**Task prompt:**
Read the entries below and pull out each line with the string "perturbative".

◆ ◆ ◆

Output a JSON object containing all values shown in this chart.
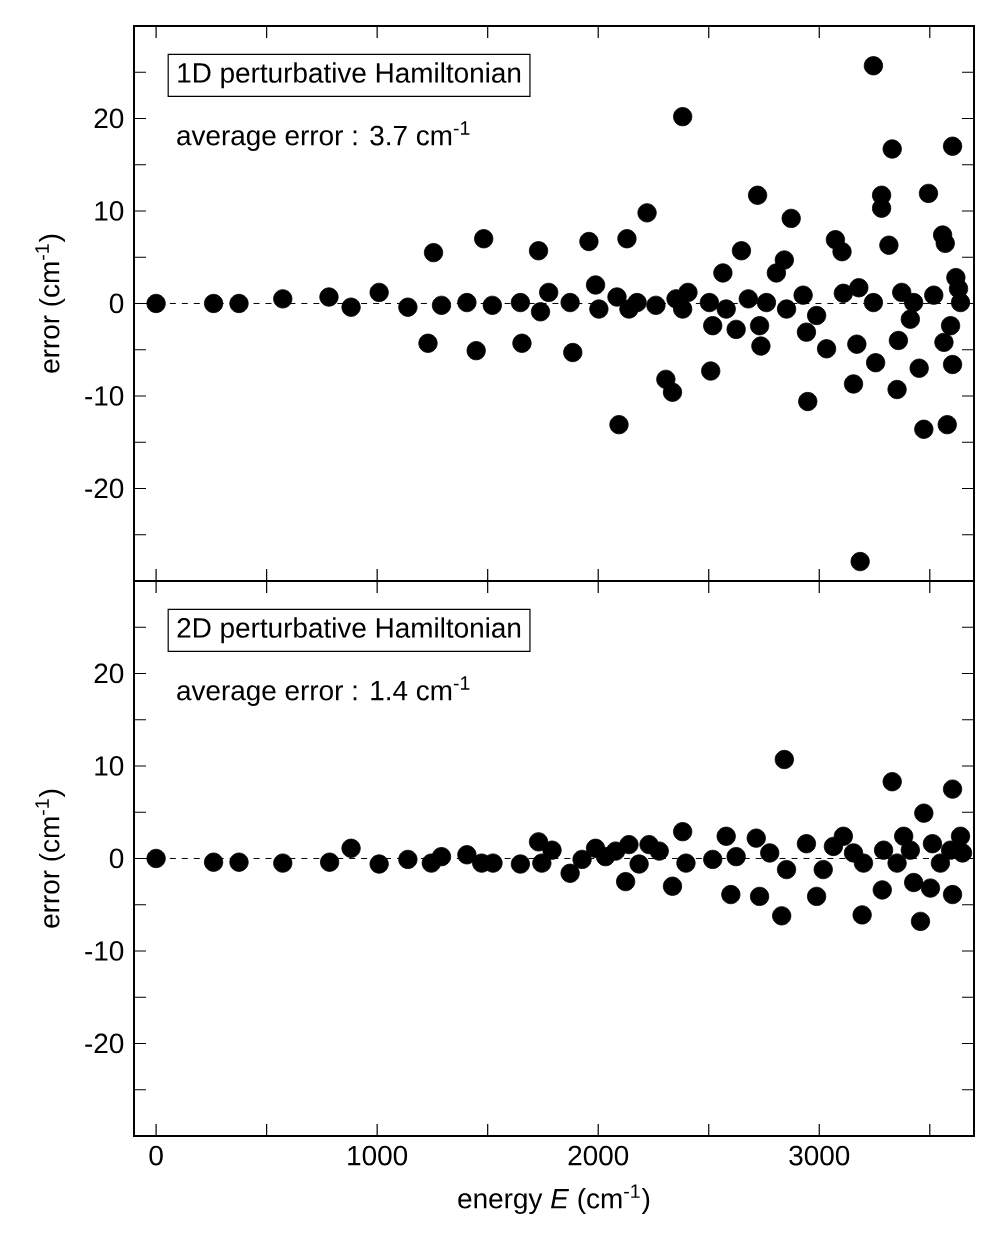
{
  "chart_data": [
    {
      "type": "scatter",
      "title": "1D perturbative Hamiltonian",
      "ylabel": "error  (cm$^{-1}$)",
      "annotations": [
        "average error : 3.7 cm$^{-1}$"
      ],
      "x": [
        0,
        260,
        375,
        573,
        782,
        882,
        1009,
        1139,
        1255,
        1230,
        1291,
        1406,
        1448,
        1482,
        1521,
        1648,
        1655,
        1730,
        1739,
        1776,
        1873,
        1885,
        1958,
        1988,
        2003,
        2085,
        2094,
        2130,
        2139,
        2176,
        2221,
        2261,
        2306,
        2336,
        2352,
        2382,
        2406,
        2382,
        2509,
        2503,
        2518,
        2564,
        2579,
        2624,
        2648,
        2679,
        2721,
        2730,
        2736,
        2761,
        2806,
        2842,
        2852,
        2873,
        2927,
        2942,
        2948,
        2988,
        3033,
        3073,
        3103,
        3109,
        3155,
        3170,
        3179,
        3185,
        3245,
        3245,
        3255,
        3282,
        3282,
        3315,
        3330,
        3352,
        3358,
        3373,
        3412,
        3427,
        3452,
        3473,
        3494,
        3518,
        3558,
        3570,
        3564,
        3579,
        3594,
        3603,
        3603,
        3618,
        3630,
        3639
      ],
      "values": [
        0,
        0,
        0,
        0.5,
        0.7,
        -0.4,
        1.2,
        -0.4,
        5.5,
        -4.3,
        -0.2,
        0.1,
        -5.1,
        7.0,
        -0.2,
        0.1,
        -4.3,
        5.7,
        -0.9,
        1.2,
        0.1,
        -5.3,
        6.7,
        2.0,
        -0.6,
        0.7,
        -13.1,
        7.0,
        -0.6,
        0.1,
        9.8,
        -0.2,
        -8.2,
        -9.6,
        0.5,
        20.2,
        1.2,
        -0.6,
        -7.3,
        0.1,
        -2.4,
        3.3,
        -0.6,
        -2.8,
        5.7,
        0.5,
        11.7,
        -2.4,
        -4.6,
        0.1,
        3.3,
        4.7,
        -0.6,
        9.2,
        0.9,
        -3.1,
        -10.6,
        -1.3,
        -4.9,
        6.9,
        5.6,
        1.1,
        -8.7,
        -4.4,
        1.7,
        -27.9,
        25.7,
        0.1,
        -6.4,
        11.7,
        10.3,
        6.3,
        16.7,
        -9.3,
        -4.0,
        1.2,
        -1.7,
        0.1,
        -7.0,
        -13.6,
        11.9,
        0.9,
        7.4,
        6.5,
        -4.2,
        -13.1,
        -2.4,
        -6.6,
        17.0,
        2.8,
        1.6,
        0.1
      ],
      "color": "#000000",
      "xlim": [
        -100,
        3700
      ],
      "ylim": [
        -30,
        30
      ],
      "xticks": [
        0,
        {
          "value": 500,
          "label": null
        },
        1000,
        {
          "value": 1500,
          "label": null
        },
        2000,
        {
          "value": 2500,
          "label": null
        },
        3000,
        {
          "value": 3500,
          "label": null
        }
      ],
      "yticks": [
        {
          "value": -25,
          "label": null
        },
        -20,
        {
          "value": -15,
          "label": null
        },
        -10,
        {
          "value": -5,
          "label": null
        },
        0,
        {
          "value": 5,
          "label": null
        },
        10,
        {
          "value": 15,
          "label": null
        },
        20,
        {
          "value": 25,
          "label": null
        }
      ],
      "tick_labels": "y",
      "ref_lines": [
        {
          "axis": "y",
          "value": 0,
          "line_style": "dashed",
          "color": "#000000"
        }
      ]
    },
    {
      "type": "scatter",
      "title": "2D perturbative Hamiltonian",
      "ylabel": "error  (cm$^{-1}$)",
      "xlabel": "energy *E*  (cm$^{-1}$)",
      "annotations": [
        "average error : 1.4 cm$^{-1}$"
      ],
      "x": [
        0,
        260,
        375,
        573,
        785,
        882,
        1009,
        1139,
        1245,
        1291,
        1406,
        1473,
        1524,
        1648,
        1730,
        1745,
        1791,
        1873,
        1927,
        1988,
        2033,
        2079,
        2124,
        2139,
        2185,
        2230,
        2276,
        2336,
        2382,
        2397,
        2518,
        2579,
        2600,
        2624,
        2715,
        2730,
        2776,
        2830,
        2842,
        2852,
        2942,
        2988,
        3018,
        3064,
        3109,
        3155,
        3194,
        3200,
        3285,
        3291,
        3330,
        3352,
        3382,
        3412,
        3427,
        3458,
        3473,
        3503,
        3512,
        3548,
        3594,
        3603,
        3603,
        3639,
        3648
      ],
      "values": [
        0,
        -0.4,
        -0.4,
        -0.5,
        -0.4,
        1.1,
        -0.6,
        -0.1,
        -0.5,
        0.2,
        0.4,
        -0.5,
        -0.5,
        -0.6,
        1.8,
        -0.5,
        0.9,
        -1.6,
        -0.1,
        1.1,
        0.2,
        0.8,
        -2.5,
        1.5,
        -0.6,
        1.5,
        0.8,
        -3.0,
        2.9,
        -0.5,
        -0.1,
        2.4,
        -3.9,
        0.2,
        2.2,
        -4.1,
        0.6,
        -6.2,
        10.7,
        -1.2,
        1.6,
        -4.1,
        -1.2,
        1.3,
        2.4,
        0.6,
        -6.1,
        -0.5,
        -3.4,
        0.9,
        8.3,
        -0.5,
        2.4,
        0.9,
        -2.6,
        -6.8,
        4.9,
        -3.2,
        1.6,
        -0.5,
        0.9,
        7.5,
        -3.9,
        2.4,
        0.6
      ],
      "color": "#000000",
      "xlim": [
        -100,
        3700
      ],
      "ylim": [
        -30,
        30
      ],
      "xticks": [
        0,
        {
          "value": 500,
          "label": null
        },
        1000,
        {
          "value": 1500,
          "label": null
        },
        2000,
        {
          "value": 2500,
          "label": null
        },
        3000,
        {
          "value": 3500,
          "label": null
        }
      ],
      "yticks": [
        {
          "value": -25,
          "label": null
        },
        -20,
        {
          "value": -15,
          "label": null
        },
        -10,
        {
          "value": -5,
          "label": null
        },
        0,
        {
          "value": 5,
          "label": null
        },
        10,
        {
          "value": 15,
          "label": null
        },
        20,
        {
          "value": 25,
          "label": null
        }
      ],
      "ref_lines": [
        {
          "axis": "y",
          "value": 0,
          "line_style": "dashed",
          "color": "#000000"
        }
      ]
    }
  ]
}
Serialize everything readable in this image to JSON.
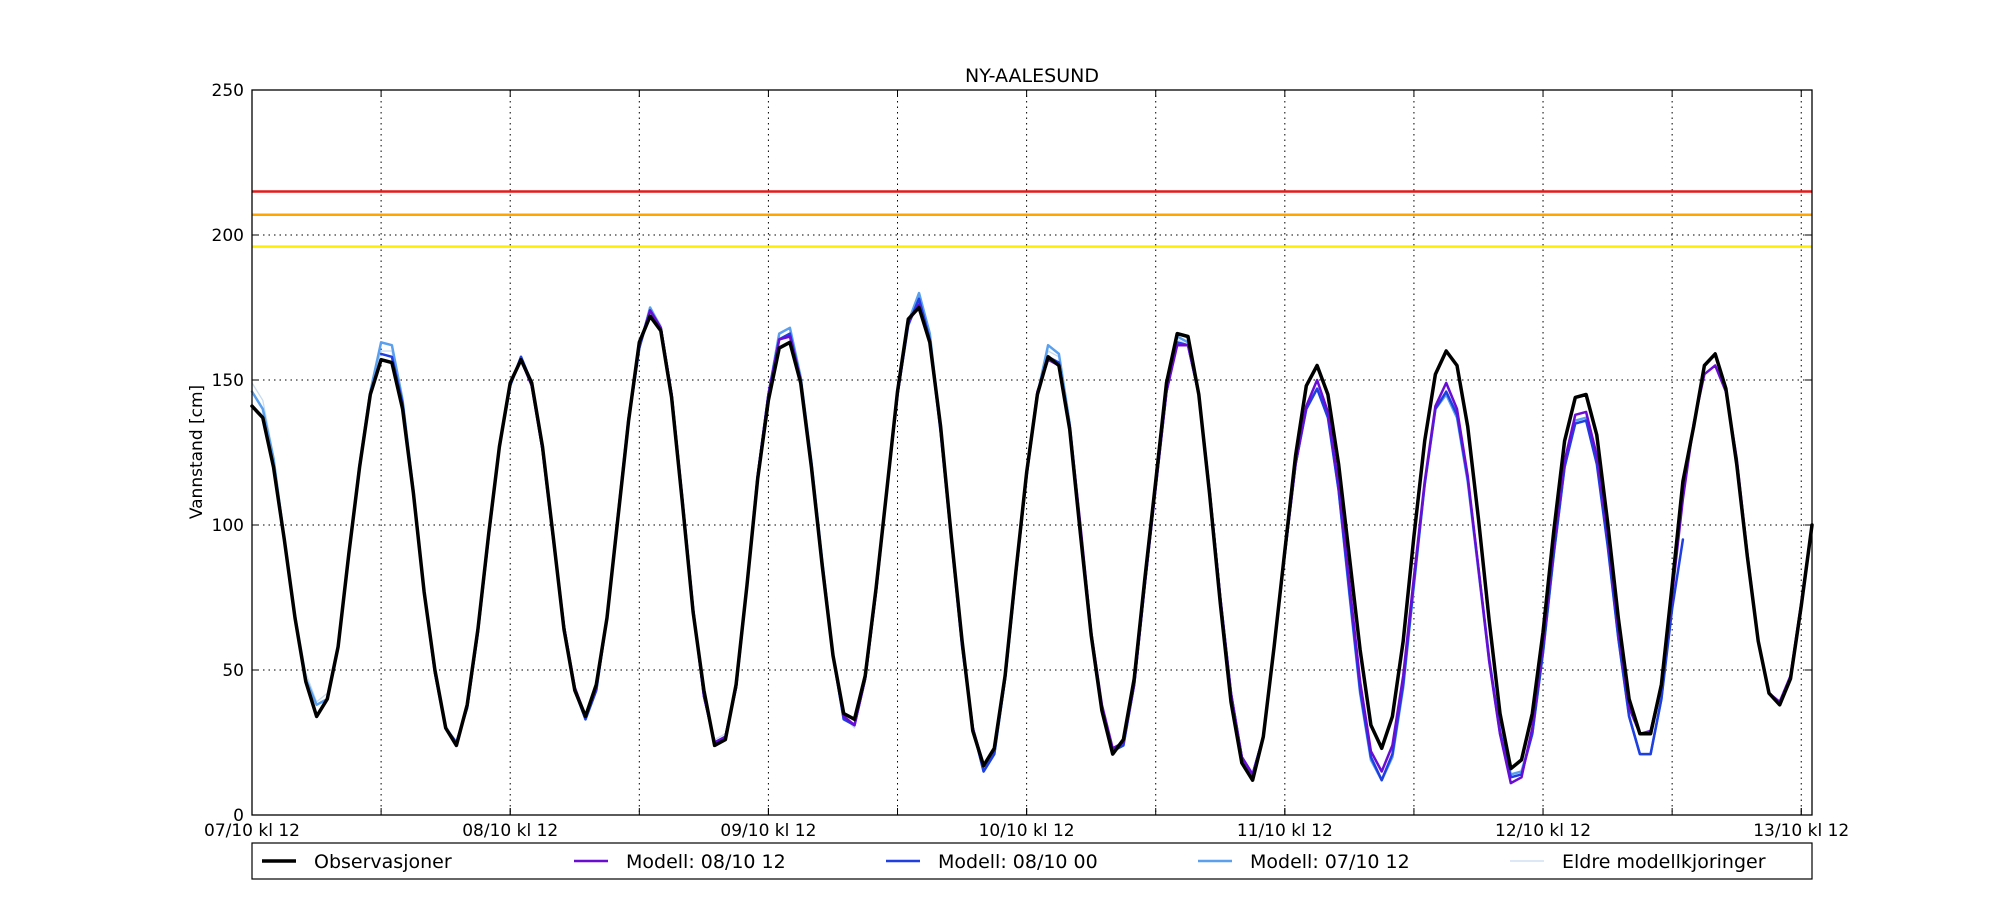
{
  "chart_data": {
    "type": "line",
    "title": "NY-AALESUND",
    "xlabel": "",
    "ylabel": "Vannstand [cm]",
    "ylim": [
      0,
      250
    ],
    "yticks": [
      0,
      50,
      100,
      150,
      200,
      250
    ],
    "xlim_hours": [
      0,
      145
    ],
    "x_tick_labels": [
      "07/10 kl 12",
      "08/10 kl 12",
      "09/10 kl 12",
      "10/10 kl 12",
      "11/10 kl 12",
      "12/10 kl 12",
      "13/10 kl 12"
    ],
    "x_step_hours": 1,
    "grid": true,
    "legend_position": "bottom",
    "thresholds": [
      {
        "value": 215,
        "color": "#e41a1c"
      },
      {
        "value": 207,
        "color": "#ffa500"
      },
      {
        "value": 196,
        "color": "#ffee00"
      }
    ],
    "series": [
      {
        "name": "Eldre modellkjoringer",
        "color": "#c6dbef",
        "width": 1.3,
        "start_hour": 0,
        "values": [
          149,
          143,
          124,
          97,
          70,
          49,
          39,
          42,
          60,
          91,
          122,
          146,
          160,
          160,
          142,
          112,
          78,
          50,
          31,
          25,
          38,
          64,
          97,
          127,
          148,
          157,
          148,
          125,
          95,
          65,
          44,
          34,
          44,
          68,
          103,
          137,
          162,
          175,
          169,
          145,
          110,
          72,
          42,
          26,
          28,
          45,
          80,
          117,
          145,
          164,
          166,
          150,
          122,
          88,
          56,
          34,
          30,
          46,
          77,
          112,
          145,
          168,
          178,
          165,
          133,
          96,
          60,
          31,
          16,
          22,
          48,
          84,
          118,
          145,
          160,
          158,
          136,
          100,
          63,
          38,
          23,
          25,
          45,
          80,
          113,
          145,
          164,
          162,
          144,
          111,
          74,
          42,
          20,
          14,
          27,
          58
        ]
      },
      {
        "name": "Modell: 07/10 12",
        "color": "#5aa0ee",
        "width": 2.5,
        "start_hour": 0,
        "values": [
          146,
          140,
          123,
          95,
          68,
          47,
          38,
          40,
          58,
          90,
          121,
          146,
          163,
          162,
          143,
          112,
          77,
          49,
          30,
          25,
          37,
          63,
          97,
          127,
          148,
          158,
          149,
          126,
          96,
          65,
          43,
          33,
          43,
          68,
          102,
          136,
          161,
          175,
          168,
          145,
          109,
          71,
          41,
          25,
          27,
          44,
          79,
          117,
          145,
          166,
          168,
          151,
          122,
          88,
          55,
          33,
          31,
          47,
          77,
          112,
          145,
          170,
          180,
          166,
          133,
          96,
          59,
          30,
          15,
          21,
          47,
          83,
          117,
          145,
          162,
          159,
          135,
          99,
          62,
          37,
          22,
          24,
          45,
          80,
          113,
          146,
          165,
          163,
          145,
          112,
          75,
          42,
          20,
          14,
          27,
          58,
          90,
          121,
          140,
          147,
          138,
          112,
          76,
          42,
          19,
          12,
          20,
          44,
          79,
          114,
          140,
          145,
          137,
          115,
          84,
          53,
          28,
          14,
          15,
          28,
          56,
          90,
          120,
          136,
          137,
          122,
          94,
          61,
          34,
          21,
          21,
          40,
          74
        ]
      },
      {
        "name": "Modell: 08/10 00",
        "color": "#1f3fe0",
        "width": 2.5,
        "start_hour": 12,
        "values": [
          159,
          158,
          142,
          111,
          77,
          49,
          30,
          25,
          37,
          63,
          96,
          127,
          148,
          158,
          149,
          126,
          95,
          65,
          43,
          33,
          43,
          68,
          102,
          136,
          161,
          174,
          168,
          145,
          109,
          71,
          41,
          25,
          27,
          44,
          79,
          117,
          145,
          164,
          166,
          150,
          121,
          87,
          55,
          33,
          31,
          47,
          77,
          112,
          145,
          169,
          178,
          164,
          132,
          95,
          58,
          30,
          15,
          21,
          47,
          83,
          117,
          145,
          158,
          156,
          134,
          98,
          62,
          37,
          22,
          24,
          45,
          80,
          113,
          146,
          163,
          162,
          145,
          112,
          75,
          42,
          20,
          14,
          27,
          58,
          90,
          121,
          140,
          147,
          137,
          112,
          77,
          43,
          20,
          12,
          21,
          45,
          80,
          114,
          140,
          146,
          138,
          116,
          85,
          54,
          29,
          13,
          14,
          28,
          56,
          90,
          120,
          135,
          136,
          121,
          93,
          61,
          34,
          21,
          21,
          40,
          71,
          95
        ]
      },
      {
        "name": "Modell: 08/10 12",
        "color": "#6a0dd4",
        "width": 2.5,
        "start_hour": 24,
        "values": [
          149,
          157,
          148,
          126,
          96,
          65,
          44,
          34,
          44,
          68,
          103,
          137,
          162,
          174,
          168,
          145,
          109,
          71,
          41,
          25,
          27,
          44,
          79,
          117,
          145,
          164,
          165,
          150,
          121,
          87,
          55,
          34,
          31,
          47,
          77,
          112,
          145,
          170,
          176,
          163,
          133,
          96,
          59,
          30,
          17,
          23,
          48,
          84,
          118,
          146,
          157,
          155,
          134,
          100,
          63,
          38,
          23,
          25,
          45,
          80,
          113,
          146,
          162,
          162,
          145,
          112,
          75,
          42,
          20,
          14,
          27,
          58,
          90,
          121,
          141,
          150,
          139,
          114,
          80,
          46,
          22,
          15,
          24,
          48,
          82,
          115,
          141,
          149,
          140,
          117,
          85,
          53,
          28,
          11,
          13,
          30,
          59,
          93,
          122,
          138,
          139,
          124,
          97,
          64,
          37,
          28,
          29,
          45,
          76,
          109,
          135,
          152,
          155,
          146,
          123,
          90,
          60,
          42,
          39,
          48,
          73,
          100
        ]
      },
      {
        "name": "Observasjoner",
        "color": "#000000",
        "width": 3.5,
        "start_hour": 0,
        "values": [
          141,
          137,
          120,
          95,
          68,
          46,
          34,
          40,
          58,
          90,
          120,
          145,
          157,
          156,
          140,
          111,
          77,
          50,
          30,
          24,
          38,
          64,
          97,
          127,
          149,
          157,
          149,
          127,
          96,
          64,
          43,
          34,
          45,
          68,
          102,
          136,
          163,
          172,
          167,
          144,
          108,
          70,
          43,
          24,
          26,
          45,
          79,
          116,
          143,
          161,
          163,
          149,
          120,
          86,
          55,
          35,
          33,
          48,
          78,
          112,
          146,
          171,
          175,
          163,
          134,
          96,
          60,
          29,
          17,
          23,
          48,
          84,
          118,
          145,
          158,
          155,
          133,
          97,
          62,
          36,
          21,
          26,
          47,
          82,
          115,
          149,
          166,
          165,
          145,
          111,
          73,
          39,
          18,
          12,
          27,
          58,
          91,
          124,
          148,
          155,
          145,
          121,
          89,
          57,
          31,
          23,
          34,
          60,
          96,
          129,
          152,
          160,
          155,
          134,
          102,
          67,
          35,
          16,
          19,
          35,
          63,
          98,
          129,
          144,
          145,
          131,
          101,
          68,
          40,
          28,
          28,
          45,
          79,
          115,
          134,
          155,
          159,
          147,
          121,
          89,
          60,
          42,
          38,
          47,
          72,
          100
        ]
      }
    ],
    "legend": [
      {
        "label": "Observasjoner",
        "color": "#000000",
        "width": 3.5
      },
      {
        "label": "Modell: 08/10 12",
        "color": "#6a0dd4",
        "width": 2.5
      },
      {
        "label": "Modell: 08/10 00",
        "color": "#1f3fe0",
        "width": 2.5
      },
      {
        "label": "Modell: 07/10 12",
        "color": "#5aa0ee",
        "width": 2.5
      },
      {
        "label": "Eldre modellkjoringer",
        "color": "#c6dbef",
        "width": 1.3
      }
    ]
  }
}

◆ ◆ ◆

**Task response:**
      "title": "1D perturbative Hamiltonian",
      "title": "2D perturbative Hamiltonian",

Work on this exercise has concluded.